* Exercise goal *
Restate the entire listing word for word.

* Material provided *

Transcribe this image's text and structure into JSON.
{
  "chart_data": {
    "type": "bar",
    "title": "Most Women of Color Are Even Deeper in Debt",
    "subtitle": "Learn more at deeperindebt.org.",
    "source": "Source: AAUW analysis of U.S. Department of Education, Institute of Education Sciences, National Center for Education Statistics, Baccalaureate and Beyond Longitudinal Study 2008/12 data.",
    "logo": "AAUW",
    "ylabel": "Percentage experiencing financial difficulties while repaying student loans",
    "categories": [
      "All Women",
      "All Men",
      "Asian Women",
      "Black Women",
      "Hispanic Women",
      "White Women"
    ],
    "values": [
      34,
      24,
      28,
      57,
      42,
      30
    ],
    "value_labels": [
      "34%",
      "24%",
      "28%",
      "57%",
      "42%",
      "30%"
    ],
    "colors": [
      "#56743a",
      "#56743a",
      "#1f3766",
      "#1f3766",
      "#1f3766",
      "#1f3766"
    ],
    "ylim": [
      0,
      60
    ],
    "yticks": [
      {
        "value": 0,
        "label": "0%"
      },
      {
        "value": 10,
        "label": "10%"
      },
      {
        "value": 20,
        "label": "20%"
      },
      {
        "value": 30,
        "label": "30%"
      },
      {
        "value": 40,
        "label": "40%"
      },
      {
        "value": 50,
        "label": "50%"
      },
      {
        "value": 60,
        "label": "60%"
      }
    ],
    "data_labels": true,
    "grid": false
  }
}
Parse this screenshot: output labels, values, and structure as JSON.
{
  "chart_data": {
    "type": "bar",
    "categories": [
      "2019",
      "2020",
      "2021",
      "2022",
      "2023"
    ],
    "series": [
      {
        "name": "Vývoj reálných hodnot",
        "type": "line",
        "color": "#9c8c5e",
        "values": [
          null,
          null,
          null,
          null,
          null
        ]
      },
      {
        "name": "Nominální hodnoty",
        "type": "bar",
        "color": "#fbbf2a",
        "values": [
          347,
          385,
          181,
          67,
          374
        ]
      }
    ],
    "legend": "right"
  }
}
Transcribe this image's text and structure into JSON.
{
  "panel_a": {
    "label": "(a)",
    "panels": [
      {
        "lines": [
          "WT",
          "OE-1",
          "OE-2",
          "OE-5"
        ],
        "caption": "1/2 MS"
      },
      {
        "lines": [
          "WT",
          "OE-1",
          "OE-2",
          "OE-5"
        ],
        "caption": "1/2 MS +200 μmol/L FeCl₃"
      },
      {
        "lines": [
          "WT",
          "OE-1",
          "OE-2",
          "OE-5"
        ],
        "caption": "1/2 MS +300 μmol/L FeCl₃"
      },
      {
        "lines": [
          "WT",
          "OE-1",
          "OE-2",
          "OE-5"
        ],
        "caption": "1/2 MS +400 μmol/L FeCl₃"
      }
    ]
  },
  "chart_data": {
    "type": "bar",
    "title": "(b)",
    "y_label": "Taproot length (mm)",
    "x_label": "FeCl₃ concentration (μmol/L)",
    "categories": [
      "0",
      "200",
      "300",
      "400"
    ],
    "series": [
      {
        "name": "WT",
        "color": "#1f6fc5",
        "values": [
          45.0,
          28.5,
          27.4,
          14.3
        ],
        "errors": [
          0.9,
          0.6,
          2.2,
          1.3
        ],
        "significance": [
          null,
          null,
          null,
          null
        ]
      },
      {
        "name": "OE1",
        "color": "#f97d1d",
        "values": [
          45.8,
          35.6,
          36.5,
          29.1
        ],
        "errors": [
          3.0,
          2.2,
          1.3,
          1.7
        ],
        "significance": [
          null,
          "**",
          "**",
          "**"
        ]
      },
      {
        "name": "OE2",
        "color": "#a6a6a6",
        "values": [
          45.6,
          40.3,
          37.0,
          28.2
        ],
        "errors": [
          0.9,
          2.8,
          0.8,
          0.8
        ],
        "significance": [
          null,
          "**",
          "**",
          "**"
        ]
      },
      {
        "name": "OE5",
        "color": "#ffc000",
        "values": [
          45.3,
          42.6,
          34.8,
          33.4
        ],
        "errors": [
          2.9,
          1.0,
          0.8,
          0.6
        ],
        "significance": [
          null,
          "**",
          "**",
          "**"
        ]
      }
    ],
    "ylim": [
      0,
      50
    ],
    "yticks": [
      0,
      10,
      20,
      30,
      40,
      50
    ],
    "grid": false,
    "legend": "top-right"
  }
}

* Worked answer *
Transcribe this image's text and structure into JSON.
{
  "chart_data": {
    "type": "bar",
    "title": "Most Women of Color Are Even Deeper in Debt",
    "subtitle": "Learn more at deeperindebt.org.",
    "source": "Source: AAUW analysis of U.S. Department of Education, Institute of Education Sciences, National Center for Education Statistics, Baccalaureate and Beyond Longitudinal Study 2008/12 data.",
    "logo": "AAUW",
    "ylabel": "Percentage experiencing financial difficulties while repaying student loans",
    "categories": [
      "All Women",
      "All Men",
      "Asian Women",
      "Black Women",
      "Hispanic Women",
      "White Women"
    ],
    "values": [
      34,
      24,
      28,
      57,
      42,
      30
    ],
    "value_labels": [
      "34%",
      "24%",
      "28%",
      "57%",
      "42%",
      "30%"
    ],
    "colors": [
      "#56743a",
      "#56743a",
      "#1f3766",
      "#1f3766",
      "#1f3766",
      "#1f3766"
    ],
    "ylim": [
      0,
      60
    ],
    "yticks": [
      {
        "value": 0,
        "label": "0%"
      },
      {
        "value": 10,
        "label": "10%"
      },
      {
        "value": 20,
        "label": "20%"
      },
      {
        "value": 30,
        "label": "30%"
      },
      {
        "value": 40,
        "label": "40%"
      },
      {
        "value": 50,
        "label": "50%"
      },
      {
        "value": 60,
        "label": "60%"
      }
    ],
    "data_labels": true,
    "grid": false
  }
}
Parse this screenshot: output labels, values, and structure as JSON.
{
  "chart_data": {
    "type": "bar",
    "categories": [
      "2019",
      "2020",
      "2021",
      "2022",
      "2023"
    ],
    "series": [
      {
        "name": "Vývoj reálných hodnot",
        "type": "line",
        "color": "#9c8c5e",
        "values": [
          null,
          null,
          null,
          null,
          null
        ]
      },
      {
        "name": "Nominální hodnoty",
        "type": "bar",
        "color": "#fbbf2a",
        "values": [
          347,
          385,
          181,
          67,
          374
        ]
      }
    ],
    "legend": "right"
  }
}
Transcribe this image's text and structure into JSON.
{
  "panel_a": {
    "label": "(a)",
    "panels": [
      {
        "lines": [
          "WT",
          "OE-1",
          "OE-2",
          "OE-5"
        ],
        "caption": "1/2 MS"
      },
      {
        "lines": [
          "WT",
          "OE-1",
          "OE-2",
          "OE-5"
        ],
        "caption": "1/2 MS +200 μmol/L FeCl₃"
      },
      {
        "lines": [
          "WT",
          "OE-1",
          "OE-2",
          "OE-5"
        ],
        "caption": "1/2 MS +300 μmol/L FeCl₃"
      },
      {
        "lines": [
          "WT",
          "OE-1",
          "OE-2",
          "OE-5"
        ],
        "caption": "1/2 MS +400 μmol/L FeCl₃"
      }
    ]
  },
  "chart_data": {
    "type": "bar",
    "title": "(b)",
    "y_label": "Taproot length (mm)",
    "x_label": "FeCl₃ concentration (μmol/L)",
    "categories": [
      "0",
      "200",
      "300",
      "400"
    ],
    "series": [
      {
        "name": "WT",
        "color": "#1f6fc5",
        "values": [
          45.0,
          28.5,
          27.4,
          14.3
        ],
        "errors": [
          0.9,
          0.6,
          2.2,
          1.3
        ],
        "significance": [
          null,
          null,
          null,
          null
        ]
      },
      {
        "name": "OE1",
        "color": "#f97d1d",
        "values": [
          45.8,
          35.6,
          36.5,
          29.1
        ],
        "errors": [
          3.0,
          2.2,
          1.3,
          1.7
        ],
        "significance": [
          null,
          "**",
          "**",
          "**"
        ]
      },
      {
        "name": "OE2",
        "color": "#a6a6a6",
        "values": [
          45.6,
          40.3,
          37.0,
          28.2
        ],
        "errors": [
          0.9,
          2.8,
          0.8,
          0.8
        ],
        "significance": [
          null,
          "**",
          "**",
          "**"
        ]
      },
      {
        "name": "OE5",
        "color": "#ffc000",
        "values": [
          45.3,
          42.6,
          34.8,
          33.4
        ],
        "errors": [
          2.9,
          1.0,
          0.8,
          0.6
        ],
        "significance": [
          null,
          "**",
          "**",
          "**"
        ]
      }
    ],
    "ylim": [
      0,
      50
    ],
    "yticks": [
      0,
      10,
      20,
      30,
      40,
      50
    ],
    "grid": false,
    "legend": "top-right"
  }
}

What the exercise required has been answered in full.